Challenge:
Skip the pictures and repeat each line of the data exactly.

Data listing:
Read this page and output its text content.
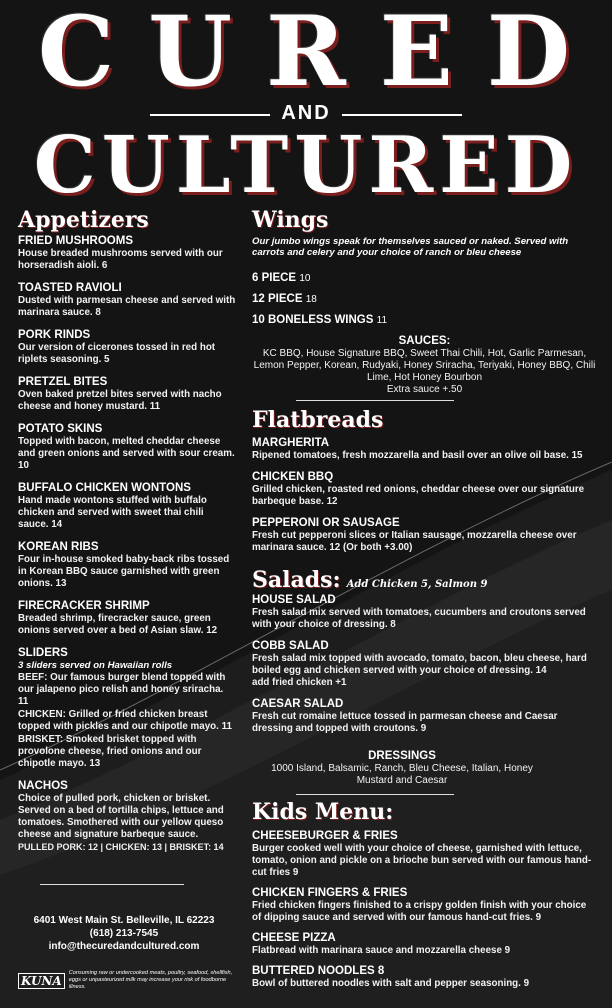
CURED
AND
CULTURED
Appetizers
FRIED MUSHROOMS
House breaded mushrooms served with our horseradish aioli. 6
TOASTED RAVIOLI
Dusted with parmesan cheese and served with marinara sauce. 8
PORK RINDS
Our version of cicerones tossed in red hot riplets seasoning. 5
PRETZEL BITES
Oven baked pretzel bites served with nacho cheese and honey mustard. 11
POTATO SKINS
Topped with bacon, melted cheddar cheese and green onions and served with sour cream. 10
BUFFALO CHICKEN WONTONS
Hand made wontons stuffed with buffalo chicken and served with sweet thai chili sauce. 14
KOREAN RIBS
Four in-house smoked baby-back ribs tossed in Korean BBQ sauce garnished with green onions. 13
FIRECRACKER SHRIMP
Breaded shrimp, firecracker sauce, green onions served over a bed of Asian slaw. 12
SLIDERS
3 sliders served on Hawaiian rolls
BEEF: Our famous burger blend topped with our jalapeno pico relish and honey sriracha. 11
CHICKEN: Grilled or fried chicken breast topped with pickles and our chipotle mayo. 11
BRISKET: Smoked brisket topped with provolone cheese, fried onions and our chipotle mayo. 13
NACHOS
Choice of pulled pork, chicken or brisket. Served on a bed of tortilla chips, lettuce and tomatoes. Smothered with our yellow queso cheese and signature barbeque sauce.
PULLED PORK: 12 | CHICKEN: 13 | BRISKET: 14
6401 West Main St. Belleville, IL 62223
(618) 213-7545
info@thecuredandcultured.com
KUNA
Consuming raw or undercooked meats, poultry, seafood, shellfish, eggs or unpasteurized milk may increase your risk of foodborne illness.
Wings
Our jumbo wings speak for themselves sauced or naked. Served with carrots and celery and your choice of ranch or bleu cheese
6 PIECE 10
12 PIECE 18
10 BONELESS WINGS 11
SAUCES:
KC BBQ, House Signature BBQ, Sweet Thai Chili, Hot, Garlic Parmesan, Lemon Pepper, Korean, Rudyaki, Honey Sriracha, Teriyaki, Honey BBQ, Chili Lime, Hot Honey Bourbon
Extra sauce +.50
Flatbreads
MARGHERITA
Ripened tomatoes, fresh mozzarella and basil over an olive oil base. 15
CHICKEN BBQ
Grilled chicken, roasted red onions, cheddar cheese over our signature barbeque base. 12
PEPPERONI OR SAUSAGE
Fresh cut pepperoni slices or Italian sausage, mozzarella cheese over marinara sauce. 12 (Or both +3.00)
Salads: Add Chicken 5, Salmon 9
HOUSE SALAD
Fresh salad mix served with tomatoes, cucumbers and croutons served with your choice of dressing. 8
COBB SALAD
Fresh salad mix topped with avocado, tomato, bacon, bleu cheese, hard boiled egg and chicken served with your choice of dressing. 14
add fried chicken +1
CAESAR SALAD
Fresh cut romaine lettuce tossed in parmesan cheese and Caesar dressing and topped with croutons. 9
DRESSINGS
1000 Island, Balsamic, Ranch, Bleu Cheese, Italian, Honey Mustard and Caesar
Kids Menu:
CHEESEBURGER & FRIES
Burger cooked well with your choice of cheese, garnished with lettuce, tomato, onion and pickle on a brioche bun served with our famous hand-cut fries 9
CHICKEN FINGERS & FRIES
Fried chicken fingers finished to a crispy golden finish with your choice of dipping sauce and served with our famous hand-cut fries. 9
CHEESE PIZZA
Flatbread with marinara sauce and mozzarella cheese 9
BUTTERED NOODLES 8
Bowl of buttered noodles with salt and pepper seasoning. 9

Solution to this exercise:
Read this page and output its text content.
CURED
AND
CULTURED
Appetizers
FRIED MUSHROOMS
House breaded mushrooms served with our horseradish aioli. 6
TOASTED RAVIOLI
Dusted with parmesan cheese and served with marinara sauce. 8
PORK RINDS
Our version of cicerones tossed in red hot riplets seasoning. 5
PRETZEL BITES
Oven baked pretzel bites served with nacho cheese and honey mustard. 11
POTATO SKINS
Topped with bacon, melted cheddar cheese and green onions and served with sour cream. 10
BUFFALO CHICKEN WONTONS
Hand made wontons stuffed with buffalo chicken and served with sweet thai chili sauce. 14
KOREAN RIBS
Four in-house smoked baby-back ribs tossed in Korean BBQ sauce garnished with green onions. 13
FIRECRACKER SHRIMP
Breaded shrimp, firecracker sauce, green onions served over a bed of Asian slaw. 12
SLIDERS
3 sliders served on Hawaiian rolls
BEEF: Our famous burger blend topped with our jalapeno pico relish and honey sriracha. 11
CHICKEN: Grilled or fried chicken breast topped with pickles and our chipotle mayo. 11
BRISKET: Smoked brisket topped with provolone cheese, fried onions and our chipotle mayo. 13
NACHOS
Choice of pulled pork, chicken or brisket. Served on a bed of tortilla chips, lettuce and tomatoes. Smothered with our yellow queso cheese and signature barbeque sauce.
PULLED PORK: 12 | CHICKEN: 13 | BRISKET: 14
6401 West Main St. Belleville, IL 62223
(618) 213-7545
info@thecuredandcultured.com
KUNA
Consuming raw or undercooked meats, poultry, seafood, shellfish, eggs or unpasteurized milk may increase your risk of foodborne illness.
Wings
Our jumbo wings speak for themselves sauced or naked. Served with carrots and celery and your choice of ranch or bleu cheese
6 PIECE 10
12 PIECE 18
10 BONELESS WINGS 11
SAUCES:
KC BBQ, House Signature BBQ, Sweet Thai Chili, Hot, Garlic Parmesan, Lemon Pepper, Korean, Rudyaki, Honey Sriracha, Teriyaki, Honey BBQ, Chili Lime, Hot Honey Bourbon
Extra sauce +.50
Flatbreads
MARGHERITA
Ripened tomatoes, fresh mozzarella and basil over an olive oil base. 15
CHICKEN BBQ
Grilled chicken, roasted red onions, cheddar cheese over our signature barbeque base. 12
PEPPERONI OR SAUSAGE
Fresh cut pepperoni slices or Italian sausage, mozzarella cheese over marinara sauce. 12 (Or both +3.00)
Salads: Add Chicken 5, Salmon 9
HOUSE SALAD
Fresh salad mix served with tomatoes, cucumbers and croutons served with your choice of dressing. 8
COBB SALAD
Fresh salad mix topped with avocado, tomato, bacon, bleu cheese, hard boiled egg and chicken served with your choice of dressing. 14
add fried chicken +1
CAESAR SALAD
Fresh cut romaine lettuce tossed in parmesan cheese and Caesar dressing and topped with croutons. 9
DRESSINGS
1000 Island, Balsamic, Ranch, Bleu Cheese, Italian, Honey Mustard and Caesar
Kids Menu:
CHEESEBURGER & FRIES
Burger cooked well with your choice of cheese, garnished with lettuce, tomato, onion and pickle on a brioche bun served with our famous hand-cut fries 9
CHICKEN FINGERS & FRIES
Fried chicken fingers finished to a crispy golden finish with your choice of dipping sauce and served with our famous hand-cut fries. 9
CHEESE PIZZA
Flatbread with marinara sauce and mozzarella cheese 9
BUTTERED NOODLES 8
Bowl of buttered noodles with salt and pepper seasoning. 9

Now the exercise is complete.